● **GOAL OF THE EXERCISE**
Carry none of the pictures over; write out the complete data exactly.

● **EXTRACTED ENTRIES**
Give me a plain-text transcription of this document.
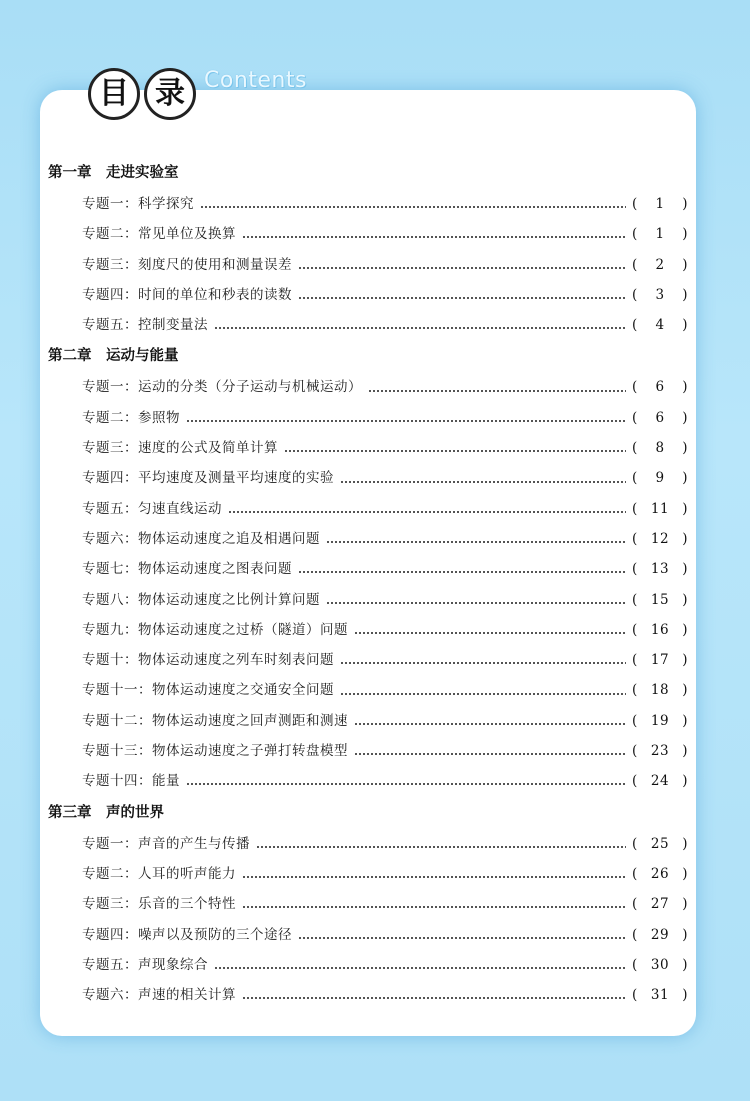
目 录 Contents
第一章　走进实验室
专题一：科学探究	(	1	)
专题二：常见单位及换算	(	1	)
专题三：刻度尺的使用和测量误差	(	2	)
专题四：时间的单位和秒表的读数	(	3	)
专题五：控制变量法	(	4	)
第二章　运动与能量
专题一：运动的分类（分子运动与机械运动）	(	6	)
专题二：参照物	(	6	)
专题三：速度的公式及简单计算	(	8	)
专题四：平均速度及测量平均速度的实验	(	9	)
专题五：匀速直线运动	( 11 )
专题六：物体运动速度之追及相遇问题	( 12 )
专题七：物体运动速度之图表问题	( 13 )
专题八：物体运动速度之比例计算问题	( 15 )
专题九：物体运动速度之过桥（隧道）问题	( 16 )
专题十：物体运动速度之列车时刻表问题	( 17 )
专题十一：物体运动速度之交通安全问题	( 18 )
专题十二：物体运动速度之回声测距和测速	( 19 )
专题十三：物体运动速度之子弹打转盘模型	( 23 )
专题十四：能量	( 24 )
第三章　声的世界
专题一：声音的产生与传播	( 25 )
专题二：人耳的听声能力	( 26 )
专题三：乐音的三个特性	( 27 )
专题四：噪声以及预防的三个途径	( 29 )
专题五：声现象综合	( 30 )
专题六：声速的相关计算	( 31 )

● **THE SOLUTION**
Give me a plain-text transcription of this document.
目 录 Contents
第一章　走进实验室
专题一：科学探究	(	1	)
专题二：常见单位及换算	(	1	)
专题三：刻度尺的使用和测量误差	(	2	)
专题四：时间的单位和秒表的读数	(	3	)
专题五：控制变量法	(	4	)
第二章　运动与能量
专题一：运动的分类（分子运动与机械运动）	(	6	)
专题二：参照物	(	6	)
专题三：速度的公式及简单计算	(	8	)
专题四：平均速度及测量平均速度的实验	(	9	)
专题五：匀速直线运动	( 11 )
专题六：物体运动速度之追及相遇问题	( 12 )
专题七：物体运动速度之图表问题	( 13 )
专题八：物体运动速度之比例计算问题	( 15 )
专题九：物体运动速度之过桥（隧道）问题	( 16 )
专题十：物体运动速度之列车时刻表问题	( 17 )
专题十一：物体运动速度之交通安全问题	( 18 )
专题十二：物体运动速度之回声测距和测速	( 19 )
专题十三：物体运动速度之子弹打转盘模型	( 23 )
专题十四：能量	( 24 )
第三章　声的世界
专题一：声音的产生与传播	( 25 )
专题二：人耳的听声能力	( 26 )
专题三：乐音的三个特性	( 27 )
专题四：噪声以及预防的三个途径	( 29 )
专题五：声现象综合	( 30 )
专题六：声速的相关计算	( 31 )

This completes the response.